*Task*: Every line that contains the word "cuisine" should be copied out.

*Listing*:
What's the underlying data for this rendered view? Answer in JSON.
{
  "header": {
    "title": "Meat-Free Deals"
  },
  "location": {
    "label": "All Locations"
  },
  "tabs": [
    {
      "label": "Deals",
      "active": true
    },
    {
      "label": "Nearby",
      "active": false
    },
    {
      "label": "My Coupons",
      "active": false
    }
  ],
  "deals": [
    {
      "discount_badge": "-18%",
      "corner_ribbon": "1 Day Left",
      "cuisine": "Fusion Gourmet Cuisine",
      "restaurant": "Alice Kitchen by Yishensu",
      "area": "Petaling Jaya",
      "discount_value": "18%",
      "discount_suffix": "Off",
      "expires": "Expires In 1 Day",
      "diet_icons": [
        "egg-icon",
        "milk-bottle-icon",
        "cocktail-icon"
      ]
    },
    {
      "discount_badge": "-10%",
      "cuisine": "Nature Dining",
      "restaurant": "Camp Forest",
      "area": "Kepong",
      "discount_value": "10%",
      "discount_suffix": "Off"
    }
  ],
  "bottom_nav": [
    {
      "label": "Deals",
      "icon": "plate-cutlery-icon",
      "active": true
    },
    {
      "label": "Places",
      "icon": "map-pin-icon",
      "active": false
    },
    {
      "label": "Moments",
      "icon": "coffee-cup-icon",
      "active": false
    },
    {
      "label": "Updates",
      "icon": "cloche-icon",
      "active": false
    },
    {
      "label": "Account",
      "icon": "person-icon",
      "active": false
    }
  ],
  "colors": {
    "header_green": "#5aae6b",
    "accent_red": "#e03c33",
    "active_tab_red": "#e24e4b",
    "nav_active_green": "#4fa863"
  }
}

*Answer to the exercise*:
      "cuisine": "Fusion Gourmet Cuisine",
      "cuisine": "Nature Dining",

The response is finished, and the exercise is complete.